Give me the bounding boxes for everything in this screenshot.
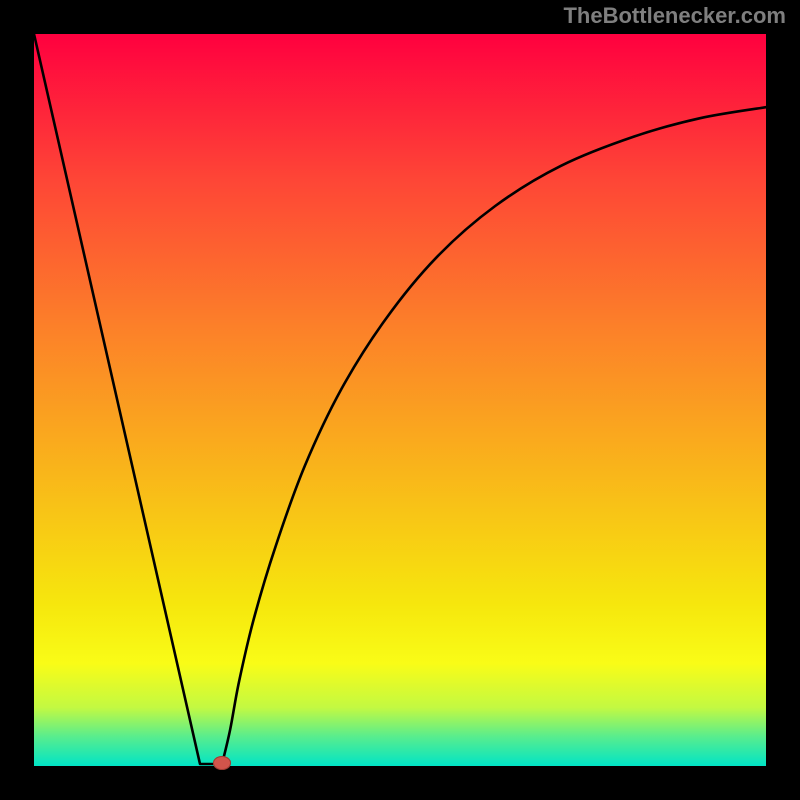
optimal-point-marker [213,756,231,770]
chart-frame: TheBottlenecker.com [0,0,800,800]
watermark-text: TheBottlenecker.com [563,3,786,29]
bottleneck-curve [0,0,800,800]
curve-path [34,34,766,766]
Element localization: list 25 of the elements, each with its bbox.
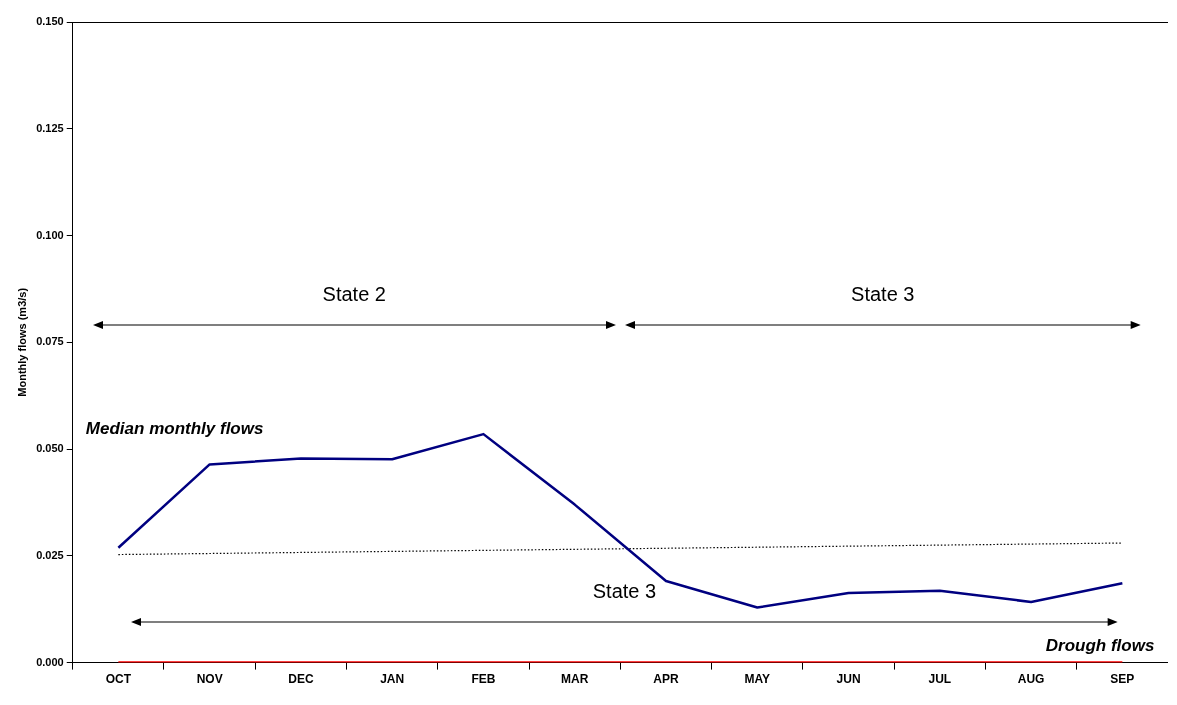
annotation: State 3 [591, 580, 658, 604]
x-tick-label: MAY [744, 672, 771, 687]
x-tick-label: MAR [561, 672, 589, 687]
x-tick-label: FEB [471, 672, 496, 687]
series-label: Drough flows [1045, 635, 1155, 655]
x-tick-label: DEC [288, 672, 314, 687]
y-tick-label: 0.150 [36, 15, 64, 28]
x-tick-label: SEP [1110, 672, 1135, 687]
y-tick-label: 0.000 [36, 655, 64, 668]
y-tick-label: 0.100 [36, 228, 64, 241]
x-tick-label: JAN [380, 672, 405, 687]
x-tick-label: NOV [196, 672, 223, 687]
y-tick-label: 0.125 [36, 121, 64, 134]
annotation: State 2 [321, 283, 387, 307]
series-label: Median monthly flows [85, 419, 264, 439]
x-tick-label: APR [653, 672, 679, 687]
x-tick-label: JUN [836, 672, 861, 687]
annotation: State 3 [850, 283, 916, 307]
y-tick-label: 0.025 [36, 548, 64, 561]
y-axis-title: Monthly flows (m3/s) [15, 287, 28, 397]
x-tick-label: AUG [1017, 672, 1045, 687]
y-tick-label: 0.050 [36, 442, 64, 455]
x-tick-label: JUL [928, 672, 952, 687]
x-tick-label: OCT [105, 672, 132, 687]
y-tick-label: 0.075 [36, 335, 64, 348]
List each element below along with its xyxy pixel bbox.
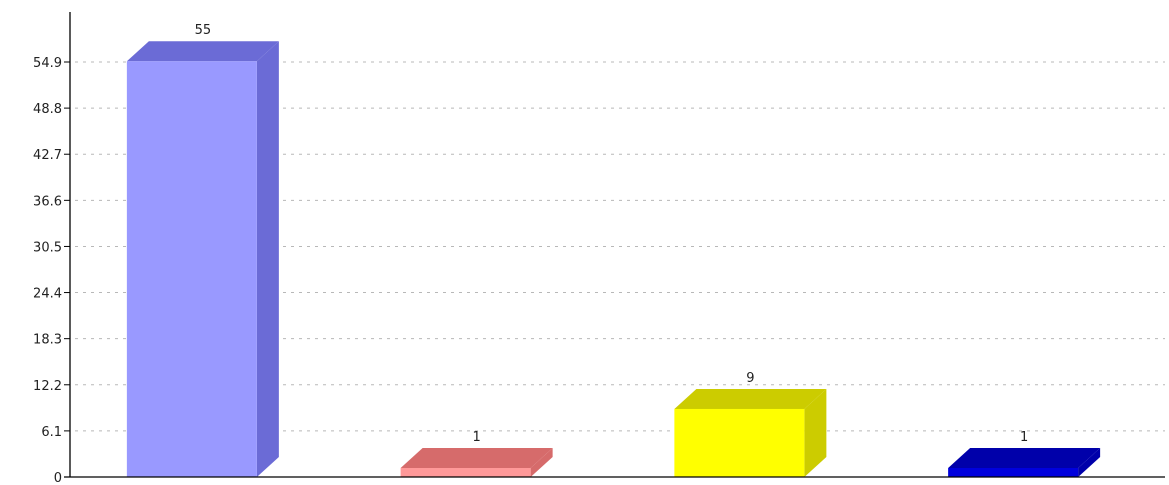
bar-value-label: 1: [472, 430, 480, 445]
y-tick-label: 30.5: [33, 240, 62, 255]
bar-value-label: 55: [195, 23, 212, 38]
bar: [674, 388, 827, 477]
bar-value-label: 9: [746, 371, 754, 386]
bar-top: [674, 388, 827, 409]
bar-side: [804, 388, 827, 477]
bar-front: [674, 408, 805, 477]
bar-side: [1078, 448, 1101, 477]
y-tick-label: 36.6: [33, 194, 62, 209]
labels-layer: 0 6.1 12.2 18.3 24.4 30.5 36.6 42.7 48.8 54.9 55 1 9…: [33, 23, 1028, 485]
bar-value-label: 1: [1020, 430, 1028, 445]
y-tick-label: 12.2: [33, 379, 62, 394]
bar: [400, 448, 553, 477]
bar-front: [948, 468, 1079, 477]
bar-side: [256, 41, 279, 477]
bar-front: [126, 61, 257, 477]
bar-side: [530, 448, 553, 477]
y-tick-label: 54.9: [33, 56, 62, 71]
bar-top: [126, 41, 279, 62]
bar-top: [400, 448, 553, 468]
y-tick-label: 6.1: [41, 425, 62, 440]
bar-top: [948, 448, 1101, 468]
axis-layer: [64, 12, 1165, 478]
y-tick-label: 0: [54, 471, 62, 485]
y-tick-label: 48.8: [33, 102, 62, 117]
y-tick-label: 18.3: [33, 333, 62, 348]
y-tick-label: 24.4: [33, 287, 62, 302]
bar: [948, 448, 1101, 477]
y-tick-label: 42.7: [33, 148, 62, 163]
bars-layer: [126, 41, 1101, 477]
grid-layer: [75, 61, 1165, 432]
bar-front: [400, 468, 531, 477]
bar: [126, 41, 279, 477]
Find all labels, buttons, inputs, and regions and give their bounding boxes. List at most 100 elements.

*TASK GOAL*. Return the lines from the one containing "annotation: State 3 [591, 580, 658, 604]" through the one containing "x-tick-label: AUG [1017, 672, 1045, 687]", both included, reproducing them exactly.

*RESPONSE TO THIS TASK*.
annotation: State 3 [591, 580, 658, 604]
x-tick-label: MAY [744, 672, 771, 687]
x-tick-label: MAR [561, 672, 589, 687]
x-tick-label: FEB [471, 672, 496, 687]
series-label: Drough flows [1045, 635, 1155, 655]
x-tick-label: DEC [288, 672, 314, 687]
y-tick-label: 0.150 [36, 15, 64, 28]
x-tick-label: SEP [1110, 672, 1135, 687]
y-tick-label: 0.000 [36, 655, 64, 668]
y-tick-label: 0.100 [36, 228, 64, 241]
x-tick-label: JAN [380, 672, 405, 687]
x-tick-label: NOV [196, 672, 223, 687]
y-tick-label: 0.125 [36, 121, 64, 134]
annotation: State 2 [321, 283, 387, 307]
series-label: Median monthly flows [85, 419, 264, 439]
x-tick-label: APR [653, 672, 679, 687]
x-tick-label: JUN [836, 672, 861, 687]
annotation: State 3 [850, 283, 916, 307]
y-tick-label: 0.025 [36, 548, 64, 561]
y-axis-title: Monthly flows (m3/s) [15, 287, 28, 397]
x-tick-label: AUG [1017, 672, 1045, 687]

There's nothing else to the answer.